How many lines of the material below contain the string "image"? Answer with the number and nothing else.

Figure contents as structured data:

*****

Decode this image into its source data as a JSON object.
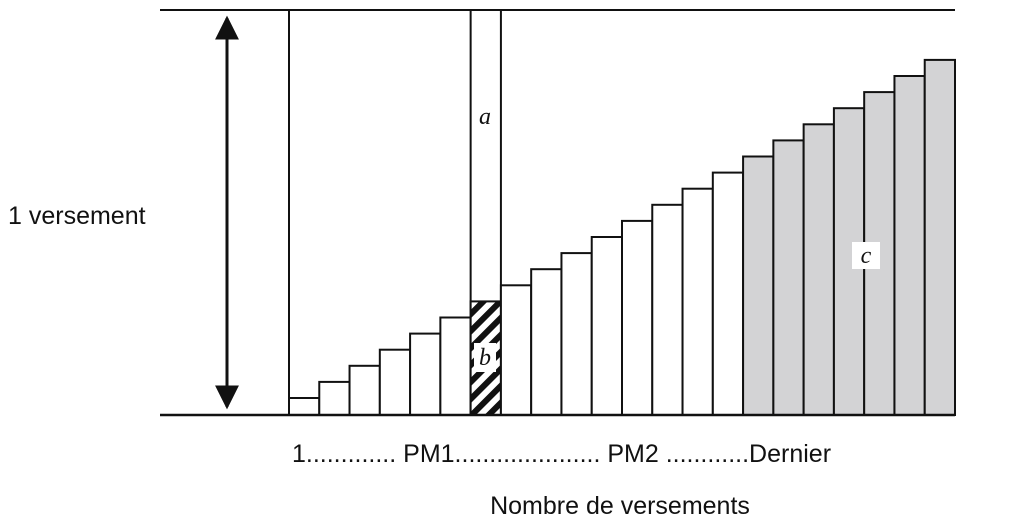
{
  "left_label": "1 versement",
  "regions": {
    "a": "a",
    "b": "b",
    "c": "c"
  },
  "x_axis": {
    "sequence": "1............. PM1..................... PM2 ............Dernier",
    "title": "Nombre de versements"
  }
}
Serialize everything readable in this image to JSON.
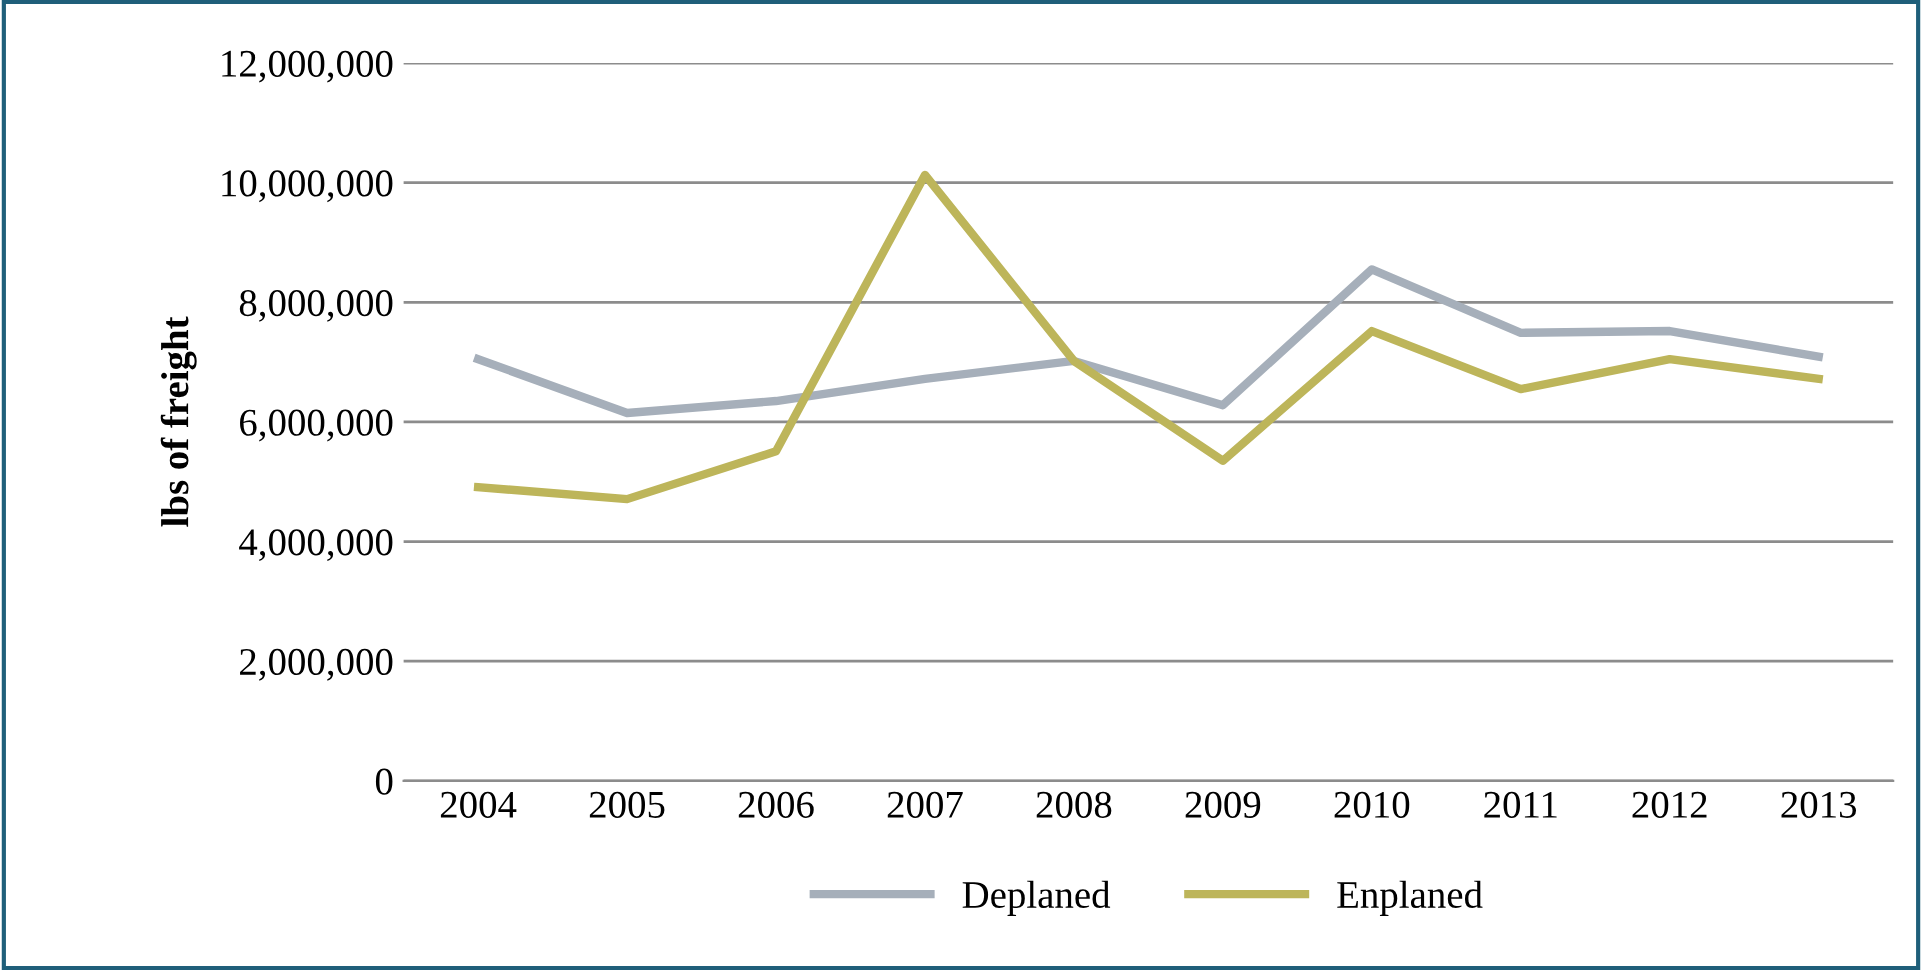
{
  "chart_data": {
    "type": "line",
    "ylabel": "lbs of freight",
    "categories": [
      "2004",
      "2005",
      "2006",
      "2007",
      "2008",
      "2009",
      "2010",
      "2011",
      "2012",
      "2013"
    ],
    "series": [
      {
        "name": "Deplaned",
        "color": "#a6afba",
        "values": [
          7050000,
          6150000,
          6350000,
          6720000,
          7020000,
          6280000,
          8550000,
          7490000,
          7520000,
          7090000
        ]
      },
      {
        "name": "Enplaned",
        "color": "#bdb55a",
        "values": [
          4910000,
          4710000,
          5510000,
          10130000,
          7020000,
          5350000,
          7520000,
          6550000,
          7050000,
          6720000
        ]
      }
    ],
    "ylim": [
      0,
      12000000
    ],
    "yticks": [
      {
        "value": 0,
        "label": "0"
      },
      {
        "value": 2000000,
        "label": "2,000,000"
      },
      {
        "value": 4000000,
        "label": "4,000,000"
      },
      {
        "value": 6000000,
        "label": "6,000,000"
      },
      {
        "value": 8000000,
        "label": "8,000,000"
      },
      {
        "value": 10000000,
        "label": "10,000,000"
      },
      {
        "value": 12000000,
        "label": "12,000,000"
      }
    ],
    "grid": "y",
    "legend": "bottom",
    "marker": "none",
    "line_style": "solid"
  }
}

*****

• _EXERCISE ANSWER_
2